Only lines holding the word "text" should be copied from the material.

# # # #

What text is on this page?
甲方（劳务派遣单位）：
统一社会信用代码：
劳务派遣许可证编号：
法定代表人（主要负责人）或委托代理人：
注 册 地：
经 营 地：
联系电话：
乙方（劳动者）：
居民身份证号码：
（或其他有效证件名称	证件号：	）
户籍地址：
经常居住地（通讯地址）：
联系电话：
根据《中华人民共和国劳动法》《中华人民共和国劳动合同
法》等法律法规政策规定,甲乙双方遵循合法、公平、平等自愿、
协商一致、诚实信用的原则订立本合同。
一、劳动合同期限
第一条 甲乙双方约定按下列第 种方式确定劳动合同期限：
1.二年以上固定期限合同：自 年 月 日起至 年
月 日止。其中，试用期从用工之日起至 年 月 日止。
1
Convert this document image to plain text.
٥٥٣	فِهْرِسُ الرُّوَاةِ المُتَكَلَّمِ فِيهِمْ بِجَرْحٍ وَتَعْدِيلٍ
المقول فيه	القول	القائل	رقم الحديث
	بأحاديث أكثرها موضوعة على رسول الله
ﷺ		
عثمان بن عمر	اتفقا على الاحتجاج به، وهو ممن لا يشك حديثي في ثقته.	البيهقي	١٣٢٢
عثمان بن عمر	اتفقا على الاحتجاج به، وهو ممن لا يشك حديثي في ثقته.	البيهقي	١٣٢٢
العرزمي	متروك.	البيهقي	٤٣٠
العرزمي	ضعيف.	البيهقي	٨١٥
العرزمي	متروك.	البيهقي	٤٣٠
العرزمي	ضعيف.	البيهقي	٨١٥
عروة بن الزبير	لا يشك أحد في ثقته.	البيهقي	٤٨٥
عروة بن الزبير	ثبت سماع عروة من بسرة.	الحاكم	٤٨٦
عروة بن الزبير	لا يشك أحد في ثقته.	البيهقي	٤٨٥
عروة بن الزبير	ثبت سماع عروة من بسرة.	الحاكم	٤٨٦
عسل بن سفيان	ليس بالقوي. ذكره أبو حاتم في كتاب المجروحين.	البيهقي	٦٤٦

# # # #

=== Response to this task ===
What text is on this page?
Convert this document image to plain text.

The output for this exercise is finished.